◆ **Objective**: From the entries that follow, extract each line holding the string "Параметры".

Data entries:
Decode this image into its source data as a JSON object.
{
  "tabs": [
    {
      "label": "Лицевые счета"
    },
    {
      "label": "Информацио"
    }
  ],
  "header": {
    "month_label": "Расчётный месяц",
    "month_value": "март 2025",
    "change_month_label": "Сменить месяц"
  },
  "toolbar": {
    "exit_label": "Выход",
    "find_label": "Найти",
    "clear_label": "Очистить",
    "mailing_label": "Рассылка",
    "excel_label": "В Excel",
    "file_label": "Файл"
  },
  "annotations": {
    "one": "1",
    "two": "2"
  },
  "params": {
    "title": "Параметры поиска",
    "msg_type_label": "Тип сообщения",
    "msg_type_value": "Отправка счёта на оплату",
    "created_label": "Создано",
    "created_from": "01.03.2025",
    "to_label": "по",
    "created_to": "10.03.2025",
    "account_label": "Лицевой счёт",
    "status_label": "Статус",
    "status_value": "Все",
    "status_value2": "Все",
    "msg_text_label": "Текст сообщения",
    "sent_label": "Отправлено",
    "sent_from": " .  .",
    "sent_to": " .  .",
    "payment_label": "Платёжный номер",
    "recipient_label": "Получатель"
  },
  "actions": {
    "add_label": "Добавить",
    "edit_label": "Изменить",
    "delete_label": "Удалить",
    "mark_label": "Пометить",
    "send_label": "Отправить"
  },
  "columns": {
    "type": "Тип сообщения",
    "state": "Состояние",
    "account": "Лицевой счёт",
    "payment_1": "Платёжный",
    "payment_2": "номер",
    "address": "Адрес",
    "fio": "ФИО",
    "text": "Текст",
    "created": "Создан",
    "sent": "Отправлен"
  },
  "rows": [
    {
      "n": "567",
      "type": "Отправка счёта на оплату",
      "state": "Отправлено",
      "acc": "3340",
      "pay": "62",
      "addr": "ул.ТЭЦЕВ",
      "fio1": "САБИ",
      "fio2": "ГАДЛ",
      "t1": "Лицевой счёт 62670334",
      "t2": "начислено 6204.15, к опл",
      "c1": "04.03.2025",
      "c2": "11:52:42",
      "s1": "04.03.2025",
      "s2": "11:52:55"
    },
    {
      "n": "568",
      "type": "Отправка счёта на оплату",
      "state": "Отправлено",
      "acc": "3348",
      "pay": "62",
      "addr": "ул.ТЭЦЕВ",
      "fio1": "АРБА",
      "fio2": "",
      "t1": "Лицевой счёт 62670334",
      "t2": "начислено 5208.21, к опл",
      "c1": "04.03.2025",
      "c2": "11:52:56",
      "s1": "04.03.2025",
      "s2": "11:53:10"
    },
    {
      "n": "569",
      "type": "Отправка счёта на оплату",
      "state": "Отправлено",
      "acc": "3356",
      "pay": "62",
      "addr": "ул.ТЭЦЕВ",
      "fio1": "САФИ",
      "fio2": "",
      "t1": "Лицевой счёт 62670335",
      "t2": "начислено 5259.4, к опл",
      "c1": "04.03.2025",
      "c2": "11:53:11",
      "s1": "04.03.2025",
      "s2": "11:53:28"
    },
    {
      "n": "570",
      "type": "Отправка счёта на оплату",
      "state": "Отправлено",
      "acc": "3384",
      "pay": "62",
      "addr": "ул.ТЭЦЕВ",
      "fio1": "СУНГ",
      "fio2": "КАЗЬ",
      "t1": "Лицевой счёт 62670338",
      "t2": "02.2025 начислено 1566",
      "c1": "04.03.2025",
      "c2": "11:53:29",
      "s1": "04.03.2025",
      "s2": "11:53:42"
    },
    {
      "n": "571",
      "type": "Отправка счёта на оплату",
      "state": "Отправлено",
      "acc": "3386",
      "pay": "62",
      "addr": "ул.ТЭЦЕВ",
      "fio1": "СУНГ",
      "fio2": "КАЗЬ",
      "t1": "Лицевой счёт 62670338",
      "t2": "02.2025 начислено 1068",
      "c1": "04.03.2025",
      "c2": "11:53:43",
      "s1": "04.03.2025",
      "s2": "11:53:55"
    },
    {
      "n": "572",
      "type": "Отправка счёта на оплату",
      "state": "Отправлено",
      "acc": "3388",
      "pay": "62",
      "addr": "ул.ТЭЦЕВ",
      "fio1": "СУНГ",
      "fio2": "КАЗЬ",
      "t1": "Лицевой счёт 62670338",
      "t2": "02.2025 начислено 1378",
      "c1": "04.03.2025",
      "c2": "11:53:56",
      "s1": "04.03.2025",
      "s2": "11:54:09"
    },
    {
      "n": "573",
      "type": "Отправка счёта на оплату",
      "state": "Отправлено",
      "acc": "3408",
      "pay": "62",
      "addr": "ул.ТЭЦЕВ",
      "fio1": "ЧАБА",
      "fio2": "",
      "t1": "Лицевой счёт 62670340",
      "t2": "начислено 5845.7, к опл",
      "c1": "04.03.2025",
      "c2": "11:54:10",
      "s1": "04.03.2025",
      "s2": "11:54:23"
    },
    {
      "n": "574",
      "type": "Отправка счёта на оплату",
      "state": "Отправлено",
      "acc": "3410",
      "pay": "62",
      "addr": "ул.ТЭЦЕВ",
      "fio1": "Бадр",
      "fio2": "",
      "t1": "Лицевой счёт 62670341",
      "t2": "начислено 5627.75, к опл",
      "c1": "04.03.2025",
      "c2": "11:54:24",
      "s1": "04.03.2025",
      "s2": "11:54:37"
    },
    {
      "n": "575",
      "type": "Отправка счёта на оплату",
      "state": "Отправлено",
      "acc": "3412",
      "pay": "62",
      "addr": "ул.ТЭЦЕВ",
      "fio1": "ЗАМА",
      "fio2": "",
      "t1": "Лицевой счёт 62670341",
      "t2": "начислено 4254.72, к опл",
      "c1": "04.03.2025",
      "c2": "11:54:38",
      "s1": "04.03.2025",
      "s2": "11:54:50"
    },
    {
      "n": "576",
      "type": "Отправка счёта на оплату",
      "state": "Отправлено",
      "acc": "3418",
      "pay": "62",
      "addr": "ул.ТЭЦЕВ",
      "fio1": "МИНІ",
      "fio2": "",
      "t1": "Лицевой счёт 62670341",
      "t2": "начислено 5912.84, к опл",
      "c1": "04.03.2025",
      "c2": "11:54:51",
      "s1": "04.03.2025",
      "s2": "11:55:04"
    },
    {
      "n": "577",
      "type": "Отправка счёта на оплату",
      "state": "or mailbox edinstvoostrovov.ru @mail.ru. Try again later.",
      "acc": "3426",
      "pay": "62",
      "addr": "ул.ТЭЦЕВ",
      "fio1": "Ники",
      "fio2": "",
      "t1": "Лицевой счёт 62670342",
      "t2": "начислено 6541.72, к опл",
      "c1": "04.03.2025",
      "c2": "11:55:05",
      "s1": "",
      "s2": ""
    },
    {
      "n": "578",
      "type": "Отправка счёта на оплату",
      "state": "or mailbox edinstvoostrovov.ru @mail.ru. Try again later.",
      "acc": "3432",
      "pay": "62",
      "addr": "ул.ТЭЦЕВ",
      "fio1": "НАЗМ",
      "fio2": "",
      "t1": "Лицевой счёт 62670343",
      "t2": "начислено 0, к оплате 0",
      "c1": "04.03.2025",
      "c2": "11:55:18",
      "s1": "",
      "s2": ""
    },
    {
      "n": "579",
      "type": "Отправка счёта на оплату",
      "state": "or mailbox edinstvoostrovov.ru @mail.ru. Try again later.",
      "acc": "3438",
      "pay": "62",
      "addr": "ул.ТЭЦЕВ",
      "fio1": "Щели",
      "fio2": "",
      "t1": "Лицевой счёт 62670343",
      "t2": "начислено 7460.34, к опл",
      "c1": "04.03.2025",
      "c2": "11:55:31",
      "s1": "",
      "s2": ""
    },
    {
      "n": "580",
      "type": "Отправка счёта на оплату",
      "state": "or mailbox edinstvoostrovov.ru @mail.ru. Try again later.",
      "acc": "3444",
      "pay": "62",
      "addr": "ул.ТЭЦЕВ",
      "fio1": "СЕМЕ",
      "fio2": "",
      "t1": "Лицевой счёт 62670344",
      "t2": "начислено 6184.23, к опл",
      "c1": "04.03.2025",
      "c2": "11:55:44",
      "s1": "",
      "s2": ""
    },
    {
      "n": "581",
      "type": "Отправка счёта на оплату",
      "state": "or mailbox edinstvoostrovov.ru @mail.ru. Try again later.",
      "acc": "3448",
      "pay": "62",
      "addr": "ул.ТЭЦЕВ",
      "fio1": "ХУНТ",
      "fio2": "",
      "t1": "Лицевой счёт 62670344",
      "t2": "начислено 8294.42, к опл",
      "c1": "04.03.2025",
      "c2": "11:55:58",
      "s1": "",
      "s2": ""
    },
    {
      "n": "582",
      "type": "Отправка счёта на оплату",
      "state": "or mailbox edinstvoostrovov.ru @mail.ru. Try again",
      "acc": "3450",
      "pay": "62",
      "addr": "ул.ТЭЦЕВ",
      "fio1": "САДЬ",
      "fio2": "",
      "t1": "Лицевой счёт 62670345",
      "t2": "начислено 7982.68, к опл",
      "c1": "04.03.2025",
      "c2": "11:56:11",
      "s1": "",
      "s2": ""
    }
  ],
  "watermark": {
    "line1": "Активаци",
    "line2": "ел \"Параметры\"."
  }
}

◆ **Response below**:
    "title": "Параметры поиска",
    "line2": "ел \"Параметры\"."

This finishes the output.